What this task involves - Return the employment agreement below in full, word for word, with nothing added, dropped, or changed.

Document section -
----------

EXHIBIT 10.2
EMPLOYMENT
AGREEMENT
This Employment Agreement (the
“Agreement”) is made and entered into effective as of
April 11, 2007 (the “Effective Date”), by and between
PATRICK E. LAMB (the “Executive”) and FREMONT GENERAL
CORPORATION (the “Company”), and supercedes that
Management Continuity Agreement entered into by the parties
effective as of August 7, 2006.
RECITALS
A. The Company and the Executive
desire to enter into this Agreement in order to provide additional
financial security and benefits to the Executive in recognition of
past services and to encourage Executive to continue employment
with the Company.
B. To accomplish the foregoing
objectives, the Board of Directors of the Company (the
“Board”) has directed the Company, upon execution of
this Agreement by the Executive, to agree to the terms provided
herein.
C. Certain capitalized terms
used in the Agreement are defined in Section 6 below.
In consideration of the mutual
covenants herein contained, and in consideration of the continuing
employment of Executive by the Company, the parties agree as
follows:
1. Duties and Scope of
Employment.

----------

Entries supplied -

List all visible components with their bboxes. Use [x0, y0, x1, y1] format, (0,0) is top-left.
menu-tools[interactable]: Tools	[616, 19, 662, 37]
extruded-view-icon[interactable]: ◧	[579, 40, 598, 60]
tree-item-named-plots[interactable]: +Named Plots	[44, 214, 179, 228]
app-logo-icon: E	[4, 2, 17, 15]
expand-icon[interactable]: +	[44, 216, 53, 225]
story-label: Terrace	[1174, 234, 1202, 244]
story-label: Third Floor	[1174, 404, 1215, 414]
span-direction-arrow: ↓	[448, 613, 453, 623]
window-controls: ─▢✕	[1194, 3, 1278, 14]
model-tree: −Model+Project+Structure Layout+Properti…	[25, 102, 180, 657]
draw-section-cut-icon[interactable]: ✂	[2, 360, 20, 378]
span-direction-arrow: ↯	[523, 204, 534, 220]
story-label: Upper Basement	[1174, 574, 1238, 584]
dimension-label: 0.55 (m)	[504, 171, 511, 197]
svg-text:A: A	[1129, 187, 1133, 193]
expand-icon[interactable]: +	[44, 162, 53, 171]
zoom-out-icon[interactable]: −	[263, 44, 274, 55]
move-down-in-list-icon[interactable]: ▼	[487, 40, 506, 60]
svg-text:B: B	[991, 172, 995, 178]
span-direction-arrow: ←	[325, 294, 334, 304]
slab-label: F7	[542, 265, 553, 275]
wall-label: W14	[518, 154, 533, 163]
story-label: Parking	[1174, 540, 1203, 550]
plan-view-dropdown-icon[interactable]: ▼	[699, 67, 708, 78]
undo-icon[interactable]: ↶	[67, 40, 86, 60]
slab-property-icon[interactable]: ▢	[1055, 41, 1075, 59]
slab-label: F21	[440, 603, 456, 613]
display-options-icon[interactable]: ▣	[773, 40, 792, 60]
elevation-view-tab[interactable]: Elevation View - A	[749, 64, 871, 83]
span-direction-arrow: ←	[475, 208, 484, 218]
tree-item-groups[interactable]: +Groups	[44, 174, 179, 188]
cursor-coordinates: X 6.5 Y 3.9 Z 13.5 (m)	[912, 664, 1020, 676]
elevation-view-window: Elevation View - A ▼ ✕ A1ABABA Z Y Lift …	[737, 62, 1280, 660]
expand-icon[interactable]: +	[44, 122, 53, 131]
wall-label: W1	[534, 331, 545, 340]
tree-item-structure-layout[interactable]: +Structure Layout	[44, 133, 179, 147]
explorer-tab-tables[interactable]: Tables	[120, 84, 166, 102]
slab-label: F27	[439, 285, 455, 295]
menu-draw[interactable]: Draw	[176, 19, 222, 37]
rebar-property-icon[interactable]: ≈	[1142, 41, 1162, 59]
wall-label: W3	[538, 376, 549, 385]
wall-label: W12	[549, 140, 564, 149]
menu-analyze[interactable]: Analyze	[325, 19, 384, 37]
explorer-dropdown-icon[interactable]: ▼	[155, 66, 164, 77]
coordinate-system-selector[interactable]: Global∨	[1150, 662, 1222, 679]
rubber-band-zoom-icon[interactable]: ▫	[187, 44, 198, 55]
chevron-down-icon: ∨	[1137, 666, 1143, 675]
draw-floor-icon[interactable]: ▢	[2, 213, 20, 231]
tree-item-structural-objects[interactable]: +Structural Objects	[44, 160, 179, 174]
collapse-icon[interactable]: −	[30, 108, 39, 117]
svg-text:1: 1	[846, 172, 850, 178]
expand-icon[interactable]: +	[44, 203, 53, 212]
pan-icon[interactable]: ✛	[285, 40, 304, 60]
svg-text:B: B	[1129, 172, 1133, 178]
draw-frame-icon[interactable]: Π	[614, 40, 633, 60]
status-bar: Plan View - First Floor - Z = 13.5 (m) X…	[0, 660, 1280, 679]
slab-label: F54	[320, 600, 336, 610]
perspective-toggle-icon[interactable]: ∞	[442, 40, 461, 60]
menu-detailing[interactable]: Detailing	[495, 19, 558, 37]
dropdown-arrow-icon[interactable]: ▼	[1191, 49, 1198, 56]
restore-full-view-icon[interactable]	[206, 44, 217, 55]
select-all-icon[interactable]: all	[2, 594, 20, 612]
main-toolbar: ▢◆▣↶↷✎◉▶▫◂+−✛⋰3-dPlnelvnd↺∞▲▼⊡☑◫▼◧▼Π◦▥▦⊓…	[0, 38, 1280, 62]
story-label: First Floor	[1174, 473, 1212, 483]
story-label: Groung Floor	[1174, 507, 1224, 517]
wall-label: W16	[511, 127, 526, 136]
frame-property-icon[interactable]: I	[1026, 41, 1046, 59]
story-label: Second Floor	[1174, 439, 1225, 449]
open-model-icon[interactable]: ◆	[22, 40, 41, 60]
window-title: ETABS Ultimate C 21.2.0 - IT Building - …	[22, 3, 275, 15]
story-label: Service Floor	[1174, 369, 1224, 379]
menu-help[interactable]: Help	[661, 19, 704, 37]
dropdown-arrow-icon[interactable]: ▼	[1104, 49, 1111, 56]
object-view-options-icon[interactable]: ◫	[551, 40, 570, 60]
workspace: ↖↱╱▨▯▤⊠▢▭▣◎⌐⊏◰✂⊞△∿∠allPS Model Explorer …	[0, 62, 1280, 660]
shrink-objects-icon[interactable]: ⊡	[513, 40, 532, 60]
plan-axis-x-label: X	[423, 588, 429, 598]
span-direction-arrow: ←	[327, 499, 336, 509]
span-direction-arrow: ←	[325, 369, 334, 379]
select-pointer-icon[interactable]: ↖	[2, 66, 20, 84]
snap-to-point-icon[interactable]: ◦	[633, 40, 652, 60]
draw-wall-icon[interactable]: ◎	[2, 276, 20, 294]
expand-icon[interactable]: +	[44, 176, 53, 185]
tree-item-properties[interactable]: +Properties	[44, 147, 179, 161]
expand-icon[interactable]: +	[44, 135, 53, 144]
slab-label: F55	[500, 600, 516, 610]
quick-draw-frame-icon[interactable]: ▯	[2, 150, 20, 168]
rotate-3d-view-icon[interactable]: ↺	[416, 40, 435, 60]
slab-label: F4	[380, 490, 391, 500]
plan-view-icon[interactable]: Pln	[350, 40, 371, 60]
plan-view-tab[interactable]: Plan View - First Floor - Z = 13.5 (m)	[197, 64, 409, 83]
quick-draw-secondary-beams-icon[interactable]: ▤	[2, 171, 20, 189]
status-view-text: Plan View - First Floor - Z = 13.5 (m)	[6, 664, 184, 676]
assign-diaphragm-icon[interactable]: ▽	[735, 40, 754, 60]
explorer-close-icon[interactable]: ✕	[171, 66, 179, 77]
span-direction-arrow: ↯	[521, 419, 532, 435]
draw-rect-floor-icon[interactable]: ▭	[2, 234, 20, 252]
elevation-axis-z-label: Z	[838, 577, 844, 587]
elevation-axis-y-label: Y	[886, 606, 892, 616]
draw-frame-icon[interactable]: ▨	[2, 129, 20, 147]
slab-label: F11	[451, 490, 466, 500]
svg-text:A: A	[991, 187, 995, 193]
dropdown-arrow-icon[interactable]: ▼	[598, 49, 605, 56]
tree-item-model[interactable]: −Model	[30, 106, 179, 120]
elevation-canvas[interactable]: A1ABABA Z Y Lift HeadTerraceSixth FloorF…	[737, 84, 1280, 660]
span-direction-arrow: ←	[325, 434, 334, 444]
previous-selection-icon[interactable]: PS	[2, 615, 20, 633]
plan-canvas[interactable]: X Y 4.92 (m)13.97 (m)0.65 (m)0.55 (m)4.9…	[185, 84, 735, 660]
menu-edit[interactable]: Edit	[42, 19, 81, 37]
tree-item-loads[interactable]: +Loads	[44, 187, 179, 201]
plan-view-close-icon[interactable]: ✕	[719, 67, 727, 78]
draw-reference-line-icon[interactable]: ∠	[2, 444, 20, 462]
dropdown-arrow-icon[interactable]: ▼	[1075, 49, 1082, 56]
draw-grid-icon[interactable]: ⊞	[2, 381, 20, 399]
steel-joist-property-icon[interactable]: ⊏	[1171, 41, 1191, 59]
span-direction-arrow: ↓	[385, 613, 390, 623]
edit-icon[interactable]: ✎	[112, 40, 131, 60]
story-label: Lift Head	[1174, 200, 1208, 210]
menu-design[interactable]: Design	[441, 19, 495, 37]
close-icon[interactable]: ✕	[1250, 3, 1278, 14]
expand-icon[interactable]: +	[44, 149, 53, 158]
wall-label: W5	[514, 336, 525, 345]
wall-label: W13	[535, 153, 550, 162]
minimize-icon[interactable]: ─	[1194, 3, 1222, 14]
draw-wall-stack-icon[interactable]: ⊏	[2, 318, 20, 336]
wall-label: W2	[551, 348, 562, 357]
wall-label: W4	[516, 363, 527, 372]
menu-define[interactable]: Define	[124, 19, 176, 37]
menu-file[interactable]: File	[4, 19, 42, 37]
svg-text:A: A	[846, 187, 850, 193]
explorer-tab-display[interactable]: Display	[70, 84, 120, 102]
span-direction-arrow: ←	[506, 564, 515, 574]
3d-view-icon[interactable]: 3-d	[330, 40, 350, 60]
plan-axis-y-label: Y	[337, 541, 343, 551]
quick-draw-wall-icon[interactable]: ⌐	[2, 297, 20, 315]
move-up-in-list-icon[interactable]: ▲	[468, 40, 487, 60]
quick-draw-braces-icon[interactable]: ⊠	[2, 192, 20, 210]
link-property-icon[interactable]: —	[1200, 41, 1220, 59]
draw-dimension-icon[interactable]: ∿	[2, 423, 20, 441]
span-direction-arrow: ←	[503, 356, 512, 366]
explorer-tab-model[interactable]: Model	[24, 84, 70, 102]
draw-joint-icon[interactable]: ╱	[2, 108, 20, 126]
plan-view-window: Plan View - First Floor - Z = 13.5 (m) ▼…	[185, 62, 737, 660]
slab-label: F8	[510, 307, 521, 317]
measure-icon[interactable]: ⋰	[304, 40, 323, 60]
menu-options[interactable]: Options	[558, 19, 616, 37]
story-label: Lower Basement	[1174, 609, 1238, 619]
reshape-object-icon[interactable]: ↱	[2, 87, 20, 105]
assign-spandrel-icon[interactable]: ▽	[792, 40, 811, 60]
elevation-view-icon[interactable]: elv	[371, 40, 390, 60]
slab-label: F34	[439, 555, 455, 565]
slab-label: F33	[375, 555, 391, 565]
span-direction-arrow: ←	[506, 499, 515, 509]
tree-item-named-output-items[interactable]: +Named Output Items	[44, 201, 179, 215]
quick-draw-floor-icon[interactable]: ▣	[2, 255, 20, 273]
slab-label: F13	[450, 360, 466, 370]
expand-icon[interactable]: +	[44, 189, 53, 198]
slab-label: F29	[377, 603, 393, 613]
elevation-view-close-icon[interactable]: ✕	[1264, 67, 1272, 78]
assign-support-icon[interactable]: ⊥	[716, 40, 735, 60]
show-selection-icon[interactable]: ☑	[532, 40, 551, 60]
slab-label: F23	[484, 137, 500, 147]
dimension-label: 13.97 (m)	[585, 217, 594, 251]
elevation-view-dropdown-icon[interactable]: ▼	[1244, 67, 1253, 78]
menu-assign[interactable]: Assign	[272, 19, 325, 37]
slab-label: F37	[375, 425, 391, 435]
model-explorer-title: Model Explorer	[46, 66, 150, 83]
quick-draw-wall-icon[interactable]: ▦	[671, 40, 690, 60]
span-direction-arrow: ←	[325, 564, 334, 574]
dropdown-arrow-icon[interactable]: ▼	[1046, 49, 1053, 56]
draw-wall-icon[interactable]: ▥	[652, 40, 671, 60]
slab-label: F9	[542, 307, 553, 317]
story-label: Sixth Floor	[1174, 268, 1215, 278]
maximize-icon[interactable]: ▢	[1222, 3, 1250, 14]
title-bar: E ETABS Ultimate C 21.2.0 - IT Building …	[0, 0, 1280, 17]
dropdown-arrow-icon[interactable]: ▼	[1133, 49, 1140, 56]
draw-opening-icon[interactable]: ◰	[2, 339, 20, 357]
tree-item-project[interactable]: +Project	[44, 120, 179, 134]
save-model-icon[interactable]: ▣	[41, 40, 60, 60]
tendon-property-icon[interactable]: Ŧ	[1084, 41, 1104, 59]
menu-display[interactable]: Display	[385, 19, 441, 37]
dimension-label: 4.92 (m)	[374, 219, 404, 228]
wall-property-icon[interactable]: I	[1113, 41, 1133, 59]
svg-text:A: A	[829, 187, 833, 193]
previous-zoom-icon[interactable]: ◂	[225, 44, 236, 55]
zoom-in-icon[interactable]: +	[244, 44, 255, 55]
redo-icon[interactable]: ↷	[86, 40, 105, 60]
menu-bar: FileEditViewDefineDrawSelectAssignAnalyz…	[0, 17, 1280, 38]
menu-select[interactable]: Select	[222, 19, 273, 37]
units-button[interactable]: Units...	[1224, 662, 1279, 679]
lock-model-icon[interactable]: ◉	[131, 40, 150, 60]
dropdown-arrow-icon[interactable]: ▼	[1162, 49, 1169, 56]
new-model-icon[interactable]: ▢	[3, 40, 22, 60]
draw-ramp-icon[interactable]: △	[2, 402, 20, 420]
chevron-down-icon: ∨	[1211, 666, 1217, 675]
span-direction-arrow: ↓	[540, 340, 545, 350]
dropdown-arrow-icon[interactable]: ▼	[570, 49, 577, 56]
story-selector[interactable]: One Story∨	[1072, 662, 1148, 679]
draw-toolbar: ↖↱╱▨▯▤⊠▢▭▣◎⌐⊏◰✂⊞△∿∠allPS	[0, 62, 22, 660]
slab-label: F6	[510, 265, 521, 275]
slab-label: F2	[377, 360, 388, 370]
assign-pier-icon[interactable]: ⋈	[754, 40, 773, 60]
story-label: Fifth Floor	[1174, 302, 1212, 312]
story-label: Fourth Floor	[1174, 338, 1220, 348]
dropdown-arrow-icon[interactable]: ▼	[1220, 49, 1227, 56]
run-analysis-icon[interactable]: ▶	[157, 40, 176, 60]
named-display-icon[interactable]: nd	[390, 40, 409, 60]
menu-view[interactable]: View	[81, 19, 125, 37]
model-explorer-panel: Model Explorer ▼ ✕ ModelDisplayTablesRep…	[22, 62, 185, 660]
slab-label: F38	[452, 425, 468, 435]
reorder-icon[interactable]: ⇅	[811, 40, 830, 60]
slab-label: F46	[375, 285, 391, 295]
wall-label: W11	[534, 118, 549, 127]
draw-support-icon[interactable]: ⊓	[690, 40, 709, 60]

----------

Result below -
EXHIBIT 10.2
EMPLOYMENT
AGREEMENT
This Employment Agreement (the
“Agreement”) is made and entered into effective as of
April 11, 2007 (the “Effective Date”), by and between
PATRICK E. LAMB (the “Executive”) and FREMONT GENERAL
CORPORATION (the “Company”), and supercedes that
Management Continuity Agreement entered into by the parties
effective as of August 7, 2006.
RECITALS
A. The Company and the Executive
desire to enter into this Agreement in order to provide additional
financial security and benefits to the Executive in recognition of
past services and to encourage Executive to continue employment
with the Company.
B. To accomplish the foregoing
objectives, the Board of Directors of the Company (the
“Board”) has directed the Company, upon execution of
this Agreement by the Executive, to agree to the terms provided
herein.
C. Certain capitalized terms
used in the Agreement are defined in Section 6 below.
In consideration of the mutual
covenants herein contained, and in consideration of the continuing
employment of Executive by the Company, the parties agree as
follows:
1. Duties and Scope of
Employment.